- _Set exercise_: Return all lines from the listing below in which the string "bigboymiran" occurs.
• • • • • • •
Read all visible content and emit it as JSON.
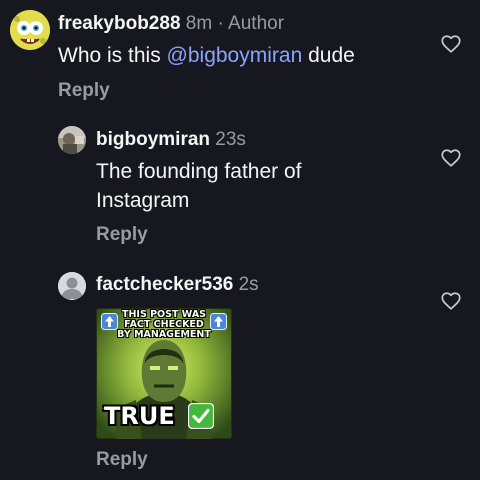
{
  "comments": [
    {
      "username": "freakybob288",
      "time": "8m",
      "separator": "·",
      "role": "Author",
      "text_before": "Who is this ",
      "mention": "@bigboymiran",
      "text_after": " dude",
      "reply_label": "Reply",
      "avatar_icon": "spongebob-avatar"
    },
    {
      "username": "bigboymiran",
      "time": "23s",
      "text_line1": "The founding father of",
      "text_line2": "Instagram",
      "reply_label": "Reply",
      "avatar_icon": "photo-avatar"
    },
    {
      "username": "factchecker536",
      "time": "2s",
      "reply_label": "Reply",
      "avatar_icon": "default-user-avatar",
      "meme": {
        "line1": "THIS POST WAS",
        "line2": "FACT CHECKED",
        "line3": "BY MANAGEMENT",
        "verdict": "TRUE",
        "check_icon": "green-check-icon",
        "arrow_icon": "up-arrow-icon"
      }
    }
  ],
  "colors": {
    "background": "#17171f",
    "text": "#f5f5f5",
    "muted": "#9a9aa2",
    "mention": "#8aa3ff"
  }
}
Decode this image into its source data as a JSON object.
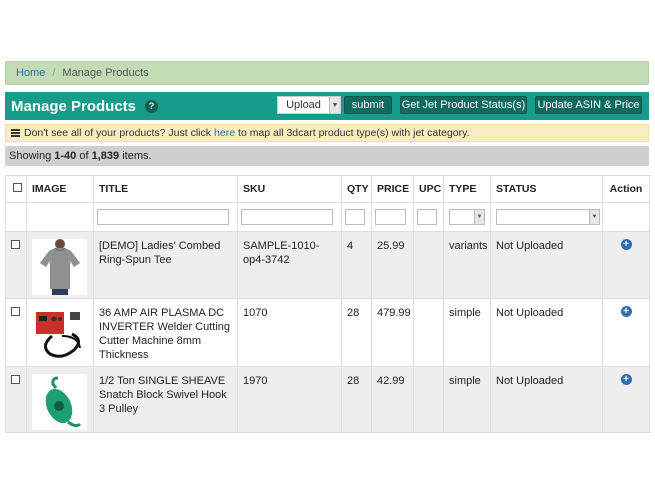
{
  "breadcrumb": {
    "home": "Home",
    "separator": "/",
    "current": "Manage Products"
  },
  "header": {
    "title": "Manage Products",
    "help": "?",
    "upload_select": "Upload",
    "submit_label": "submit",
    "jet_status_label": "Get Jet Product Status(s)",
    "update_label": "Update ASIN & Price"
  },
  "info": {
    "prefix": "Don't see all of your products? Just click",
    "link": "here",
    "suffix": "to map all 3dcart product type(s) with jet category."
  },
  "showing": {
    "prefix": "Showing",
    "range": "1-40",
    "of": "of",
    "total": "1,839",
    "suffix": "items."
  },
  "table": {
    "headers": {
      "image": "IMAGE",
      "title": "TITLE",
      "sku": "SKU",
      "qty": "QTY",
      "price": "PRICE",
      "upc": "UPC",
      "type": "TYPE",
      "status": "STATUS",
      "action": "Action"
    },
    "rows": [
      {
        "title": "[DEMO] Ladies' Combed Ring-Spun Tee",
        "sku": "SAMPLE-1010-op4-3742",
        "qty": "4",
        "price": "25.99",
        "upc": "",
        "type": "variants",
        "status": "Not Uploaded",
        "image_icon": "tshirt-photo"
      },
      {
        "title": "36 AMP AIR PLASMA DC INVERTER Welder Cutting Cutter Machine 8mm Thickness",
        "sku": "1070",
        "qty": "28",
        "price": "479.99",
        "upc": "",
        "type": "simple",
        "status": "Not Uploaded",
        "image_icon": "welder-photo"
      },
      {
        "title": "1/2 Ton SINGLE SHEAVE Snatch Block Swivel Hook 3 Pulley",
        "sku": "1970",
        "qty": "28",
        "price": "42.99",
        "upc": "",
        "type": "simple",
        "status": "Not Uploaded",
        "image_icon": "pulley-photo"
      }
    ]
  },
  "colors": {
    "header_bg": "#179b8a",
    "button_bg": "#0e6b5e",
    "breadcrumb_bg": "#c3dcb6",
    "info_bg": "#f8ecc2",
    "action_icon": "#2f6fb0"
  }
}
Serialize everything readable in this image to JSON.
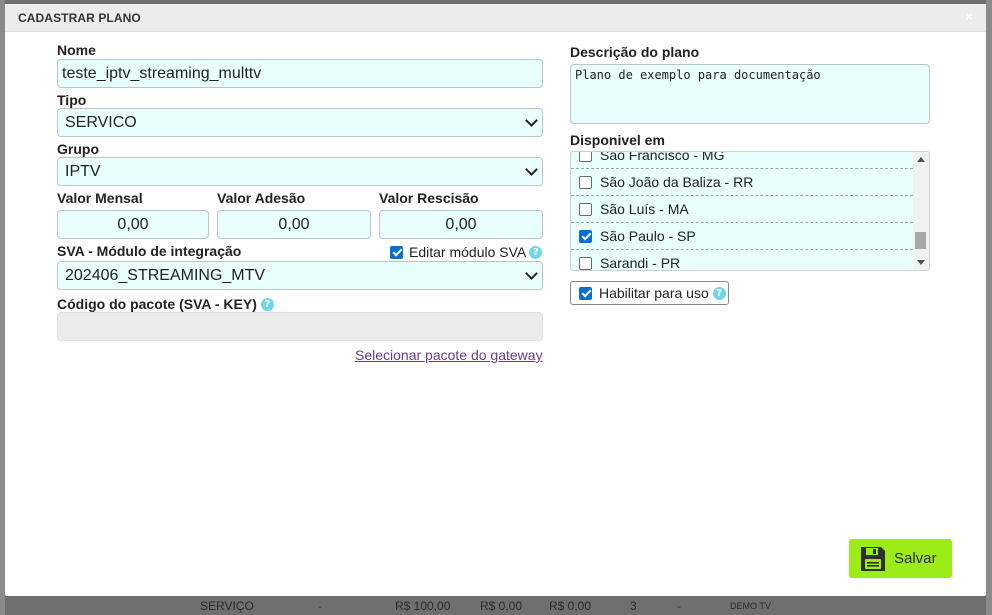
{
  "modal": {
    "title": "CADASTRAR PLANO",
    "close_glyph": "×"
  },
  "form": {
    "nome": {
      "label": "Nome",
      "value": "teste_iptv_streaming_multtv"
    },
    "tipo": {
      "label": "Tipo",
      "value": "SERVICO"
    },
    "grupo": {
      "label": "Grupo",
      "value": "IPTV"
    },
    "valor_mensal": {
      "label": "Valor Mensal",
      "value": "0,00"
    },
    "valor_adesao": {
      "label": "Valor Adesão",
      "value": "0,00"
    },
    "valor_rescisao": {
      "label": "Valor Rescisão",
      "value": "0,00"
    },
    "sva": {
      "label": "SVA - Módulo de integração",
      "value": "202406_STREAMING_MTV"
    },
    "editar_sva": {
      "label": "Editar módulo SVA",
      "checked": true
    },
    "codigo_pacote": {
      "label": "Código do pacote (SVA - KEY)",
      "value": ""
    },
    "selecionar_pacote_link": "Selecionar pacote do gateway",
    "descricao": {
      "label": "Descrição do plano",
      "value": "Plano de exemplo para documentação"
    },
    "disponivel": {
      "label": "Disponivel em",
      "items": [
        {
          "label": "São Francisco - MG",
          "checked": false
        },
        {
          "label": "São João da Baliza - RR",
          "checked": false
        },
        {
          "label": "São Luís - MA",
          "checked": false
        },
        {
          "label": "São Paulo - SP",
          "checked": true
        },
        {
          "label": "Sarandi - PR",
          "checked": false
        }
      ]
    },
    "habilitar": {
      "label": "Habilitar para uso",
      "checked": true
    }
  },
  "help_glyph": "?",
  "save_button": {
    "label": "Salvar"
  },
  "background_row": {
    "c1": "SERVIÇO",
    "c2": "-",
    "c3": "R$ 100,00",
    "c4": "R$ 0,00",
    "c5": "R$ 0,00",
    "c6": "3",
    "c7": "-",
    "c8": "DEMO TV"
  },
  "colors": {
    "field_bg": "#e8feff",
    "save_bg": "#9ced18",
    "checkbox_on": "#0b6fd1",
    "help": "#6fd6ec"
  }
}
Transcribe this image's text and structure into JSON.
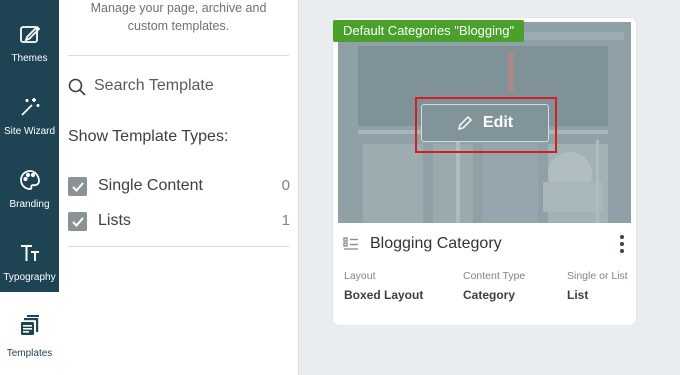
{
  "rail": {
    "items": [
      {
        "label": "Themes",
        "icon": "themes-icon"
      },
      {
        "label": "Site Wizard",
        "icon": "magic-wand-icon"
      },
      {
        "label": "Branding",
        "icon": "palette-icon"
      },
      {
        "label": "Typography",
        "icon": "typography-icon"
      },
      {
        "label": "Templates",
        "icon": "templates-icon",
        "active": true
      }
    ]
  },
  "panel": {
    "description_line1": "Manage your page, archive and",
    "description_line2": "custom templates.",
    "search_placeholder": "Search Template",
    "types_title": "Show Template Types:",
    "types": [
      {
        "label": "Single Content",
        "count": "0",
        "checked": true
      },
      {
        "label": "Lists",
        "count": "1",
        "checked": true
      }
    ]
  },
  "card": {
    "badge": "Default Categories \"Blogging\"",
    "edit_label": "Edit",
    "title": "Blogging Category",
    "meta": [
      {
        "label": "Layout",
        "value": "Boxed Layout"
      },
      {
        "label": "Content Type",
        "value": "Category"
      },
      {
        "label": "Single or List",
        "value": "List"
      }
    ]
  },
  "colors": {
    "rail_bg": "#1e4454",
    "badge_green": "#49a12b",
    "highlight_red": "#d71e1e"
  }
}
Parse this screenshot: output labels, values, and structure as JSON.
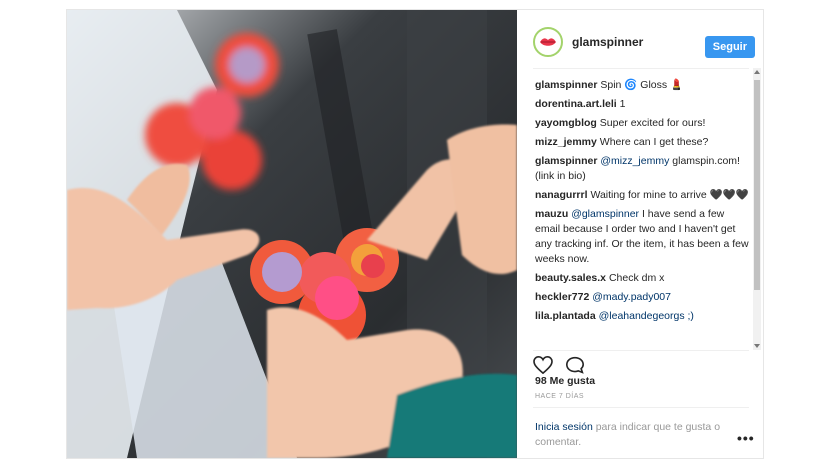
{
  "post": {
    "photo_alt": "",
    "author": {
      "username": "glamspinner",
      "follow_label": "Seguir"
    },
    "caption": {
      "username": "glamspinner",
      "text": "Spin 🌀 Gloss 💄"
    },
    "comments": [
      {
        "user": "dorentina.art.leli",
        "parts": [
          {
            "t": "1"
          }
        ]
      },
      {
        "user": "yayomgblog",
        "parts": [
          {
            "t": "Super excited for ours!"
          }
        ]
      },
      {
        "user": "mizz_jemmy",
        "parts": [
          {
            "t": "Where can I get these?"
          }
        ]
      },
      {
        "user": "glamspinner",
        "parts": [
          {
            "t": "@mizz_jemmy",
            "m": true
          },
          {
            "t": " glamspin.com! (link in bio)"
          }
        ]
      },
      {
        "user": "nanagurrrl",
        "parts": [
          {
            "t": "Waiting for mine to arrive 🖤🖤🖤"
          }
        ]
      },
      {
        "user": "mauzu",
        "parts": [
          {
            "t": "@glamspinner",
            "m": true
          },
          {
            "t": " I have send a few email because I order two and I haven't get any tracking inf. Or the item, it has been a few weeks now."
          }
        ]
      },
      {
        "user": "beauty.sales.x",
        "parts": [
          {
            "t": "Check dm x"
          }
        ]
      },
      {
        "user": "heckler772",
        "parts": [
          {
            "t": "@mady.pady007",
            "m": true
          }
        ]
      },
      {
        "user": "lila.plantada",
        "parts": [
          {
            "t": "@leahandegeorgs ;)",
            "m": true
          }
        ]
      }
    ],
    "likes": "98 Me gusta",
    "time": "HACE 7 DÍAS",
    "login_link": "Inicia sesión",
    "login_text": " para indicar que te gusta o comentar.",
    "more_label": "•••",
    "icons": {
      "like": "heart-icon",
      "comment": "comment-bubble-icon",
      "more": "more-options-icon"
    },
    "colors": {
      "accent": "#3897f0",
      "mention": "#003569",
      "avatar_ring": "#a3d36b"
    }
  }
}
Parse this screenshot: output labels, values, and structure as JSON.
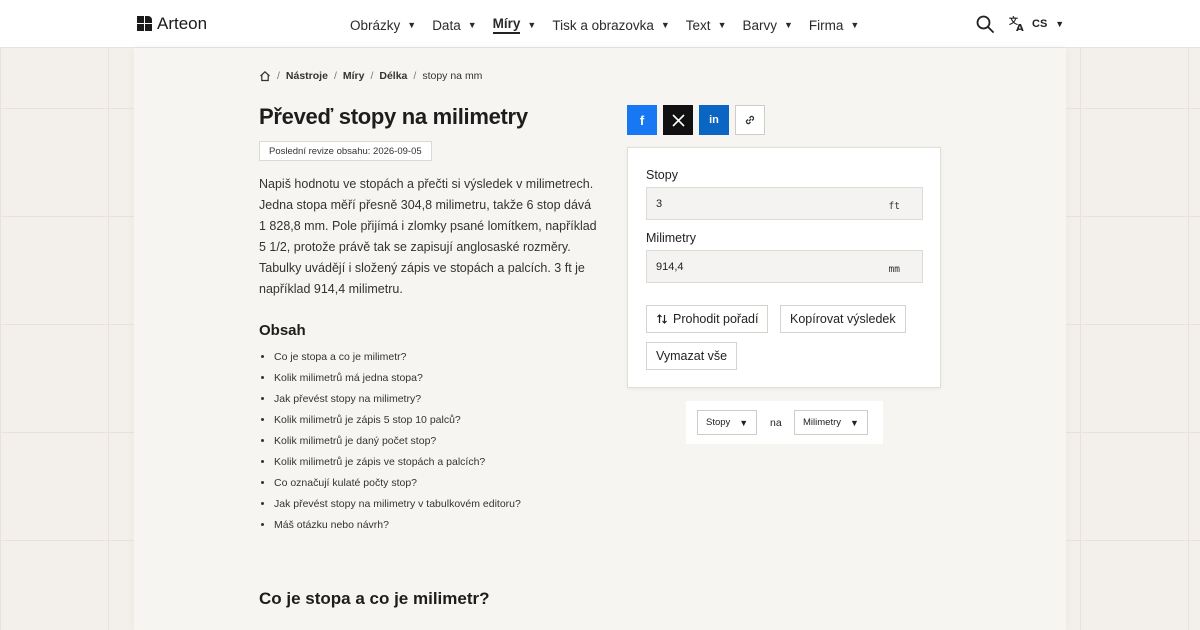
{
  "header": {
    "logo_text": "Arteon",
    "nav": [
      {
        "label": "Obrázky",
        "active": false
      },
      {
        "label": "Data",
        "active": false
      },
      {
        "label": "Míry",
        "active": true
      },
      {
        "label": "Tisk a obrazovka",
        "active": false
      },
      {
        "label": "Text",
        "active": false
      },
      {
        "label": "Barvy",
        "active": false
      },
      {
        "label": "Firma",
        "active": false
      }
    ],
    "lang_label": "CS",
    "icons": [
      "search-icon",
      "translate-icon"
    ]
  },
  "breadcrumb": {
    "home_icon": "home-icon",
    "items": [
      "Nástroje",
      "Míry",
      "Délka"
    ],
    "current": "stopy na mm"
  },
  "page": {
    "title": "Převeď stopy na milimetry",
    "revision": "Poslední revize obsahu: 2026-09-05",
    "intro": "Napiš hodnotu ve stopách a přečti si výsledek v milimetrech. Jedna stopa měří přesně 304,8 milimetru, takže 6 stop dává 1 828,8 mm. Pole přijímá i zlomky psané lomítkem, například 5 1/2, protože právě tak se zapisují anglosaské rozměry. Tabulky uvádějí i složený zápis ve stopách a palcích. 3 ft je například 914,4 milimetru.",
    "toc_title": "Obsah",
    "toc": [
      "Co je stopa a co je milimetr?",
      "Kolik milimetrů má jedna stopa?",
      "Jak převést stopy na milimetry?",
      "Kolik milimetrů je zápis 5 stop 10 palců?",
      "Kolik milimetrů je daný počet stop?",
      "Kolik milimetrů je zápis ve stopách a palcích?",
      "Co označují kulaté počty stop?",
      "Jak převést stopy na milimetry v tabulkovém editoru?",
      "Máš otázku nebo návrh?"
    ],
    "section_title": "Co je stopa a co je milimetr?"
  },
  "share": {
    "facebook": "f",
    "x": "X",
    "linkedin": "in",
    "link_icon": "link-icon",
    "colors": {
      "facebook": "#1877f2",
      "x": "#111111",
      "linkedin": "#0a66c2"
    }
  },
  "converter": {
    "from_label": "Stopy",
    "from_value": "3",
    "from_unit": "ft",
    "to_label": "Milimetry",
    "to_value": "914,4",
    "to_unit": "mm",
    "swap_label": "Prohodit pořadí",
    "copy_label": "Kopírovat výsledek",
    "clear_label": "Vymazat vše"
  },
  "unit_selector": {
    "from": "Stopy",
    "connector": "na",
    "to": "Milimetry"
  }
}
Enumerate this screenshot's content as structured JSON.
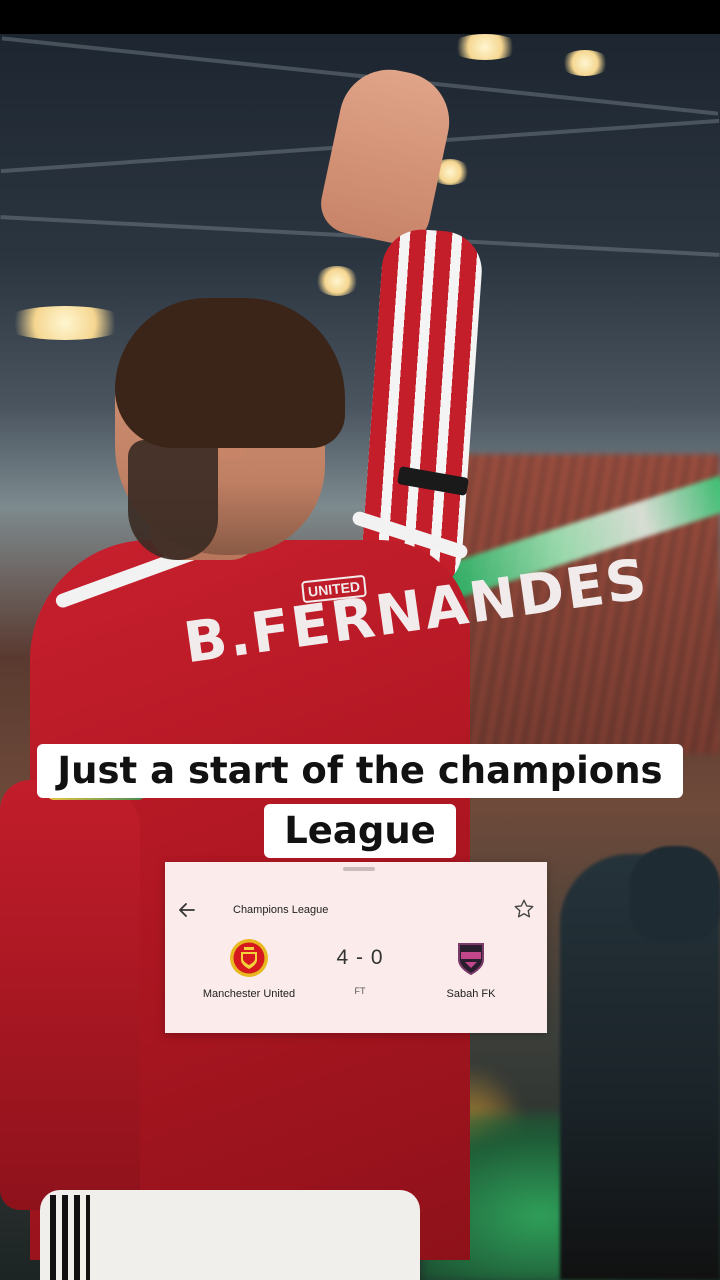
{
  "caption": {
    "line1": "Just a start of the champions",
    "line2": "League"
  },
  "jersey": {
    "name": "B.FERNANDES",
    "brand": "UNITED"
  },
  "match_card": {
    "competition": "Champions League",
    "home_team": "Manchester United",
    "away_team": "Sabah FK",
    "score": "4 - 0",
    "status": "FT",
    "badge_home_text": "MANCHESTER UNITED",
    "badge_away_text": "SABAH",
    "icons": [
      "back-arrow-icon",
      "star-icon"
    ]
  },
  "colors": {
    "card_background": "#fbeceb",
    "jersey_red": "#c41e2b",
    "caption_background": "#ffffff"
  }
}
• • • • • • •
- _Written solution_:
      "mention": "@bigboymiran",
      "username": "bigboymiran",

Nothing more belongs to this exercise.